start Material supplied

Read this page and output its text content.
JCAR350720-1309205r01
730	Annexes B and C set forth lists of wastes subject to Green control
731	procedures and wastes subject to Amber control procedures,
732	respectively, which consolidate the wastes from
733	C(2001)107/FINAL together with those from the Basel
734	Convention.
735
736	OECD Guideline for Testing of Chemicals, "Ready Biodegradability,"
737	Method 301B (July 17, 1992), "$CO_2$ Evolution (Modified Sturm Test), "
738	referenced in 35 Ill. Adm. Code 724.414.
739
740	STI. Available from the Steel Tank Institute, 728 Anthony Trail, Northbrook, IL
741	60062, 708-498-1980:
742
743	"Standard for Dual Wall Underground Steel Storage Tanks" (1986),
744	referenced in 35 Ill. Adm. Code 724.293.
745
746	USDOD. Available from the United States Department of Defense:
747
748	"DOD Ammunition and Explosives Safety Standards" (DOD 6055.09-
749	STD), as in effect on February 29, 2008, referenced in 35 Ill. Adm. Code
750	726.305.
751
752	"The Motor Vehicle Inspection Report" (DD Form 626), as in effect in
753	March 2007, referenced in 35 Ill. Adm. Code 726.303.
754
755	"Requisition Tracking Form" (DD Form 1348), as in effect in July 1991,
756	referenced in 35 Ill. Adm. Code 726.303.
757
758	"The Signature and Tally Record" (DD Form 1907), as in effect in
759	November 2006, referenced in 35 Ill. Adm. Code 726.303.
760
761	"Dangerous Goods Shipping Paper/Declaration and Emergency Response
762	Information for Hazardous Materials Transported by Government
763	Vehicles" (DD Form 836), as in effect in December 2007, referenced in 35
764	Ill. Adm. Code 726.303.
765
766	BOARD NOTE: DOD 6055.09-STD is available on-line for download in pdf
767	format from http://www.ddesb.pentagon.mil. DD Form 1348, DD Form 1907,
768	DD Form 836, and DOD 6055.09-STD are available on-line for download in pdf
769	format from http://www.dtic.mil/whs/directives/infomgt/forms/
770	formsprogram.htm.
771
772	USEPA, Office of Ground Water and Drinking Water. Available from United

end Material supplied

Stated task
Your task is to collect every line above that contains the word "July".

Full answer
737	Method 301B (July 17, 1992), "$CO_2$ Evolution (Modified Sturm Test), "
755	"Requisition Tracking Form" (DD Form 1348), as in effect in July 1991,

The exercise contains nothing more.